--- start Records supplied ---

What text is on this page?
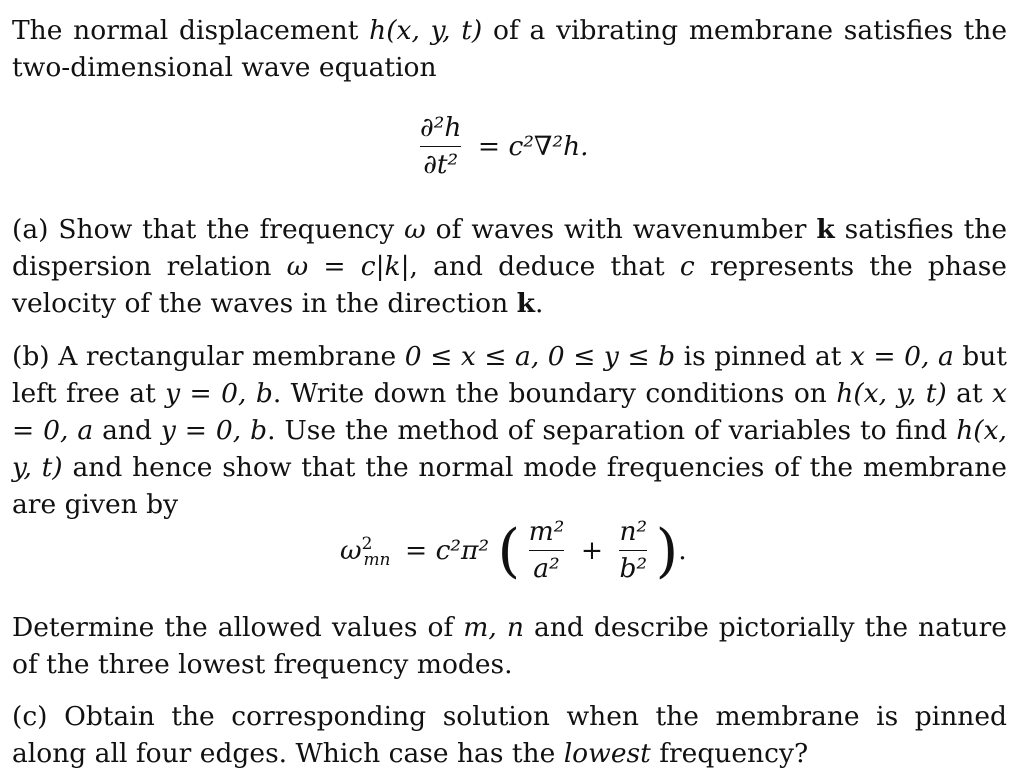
The normal displacement h(x, y, t) of a vibrating membrane satisfies the two-dimensional wave equation
$\frac{\text{∂²h}}{\text{∂t²}} = c^2\nabla^2h$.
(a) Show that the frequency ω of waves with wavenumber k satisfies the dispersion relation ω = c|k|, and deduce that c represents the phase velocity of the waves in the direction k.
(b) A rectangular membrane 0 ≤ x ≤ a, 0 ≤ y ≤ b is pinned at x = 0, a but left free at y = 0, b. Write down the boundary conditions on h(x, y, t) at x = 0, a and y = 0, b. Use the method of separation of variables to find h(x, y, t) and hence show that the normal mode frequencies of the membrane are given by
$\omega^2_{mn} = c^2\pi^2$ ( $\frac{\text{m²}}{\text{a²}} + \frac{\text{n²}}{\text{b²}}$ ).
Determine the allowed values of m, n and describe pictorially the nature of the three lowest frequency modes.
(c) Obtain the corresponding solution when the membrane is pinned along all four edges. Which case has the lowest frequency?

--- end Records supplied ---

Goal:
Exclude the pictures. Write out the remaining data exactly.

Answer to this exercise:
What text is on this page?
The normal displacement h(x, y, t) of a vibrating membrane satisfies the two-dimensional wave equation
$\frac{\text{∂²h}}{\text{∂t²}} = c^2\nabla^2h$.
(a) Show that the frequency ω of waves with wavenumber k satisfies the dispersion relation ω = c|k|, and deduce that c represents the phase velocity of the waves in the direction k.
(b) A rectangular membrane 0 ≤ x ≤ a, 0 ≤ y ≤ b is pinned at x = 0, a but left free at y = 0, b. Write down the boundary conditions on h(x, y, t) at x = 0, a and y = 0, b. Use the method of separation of variables to find h(x, y, t) and hence show that the normal mode frequencies of the membrane are given by
$\omega^2_{mn} = c^2\pi^2$ ( $\frac{\text{m²}}{\text{a²}} + \frac{\text{n²}}{\text{b²}}$ ).
Determine the allowed values of m, n and describe pictorially the nature of the three lowest frequency modes.
(c) Obtain the corresponding solution when the membrane is pinned along all four edges. Which case has the lowest frequency?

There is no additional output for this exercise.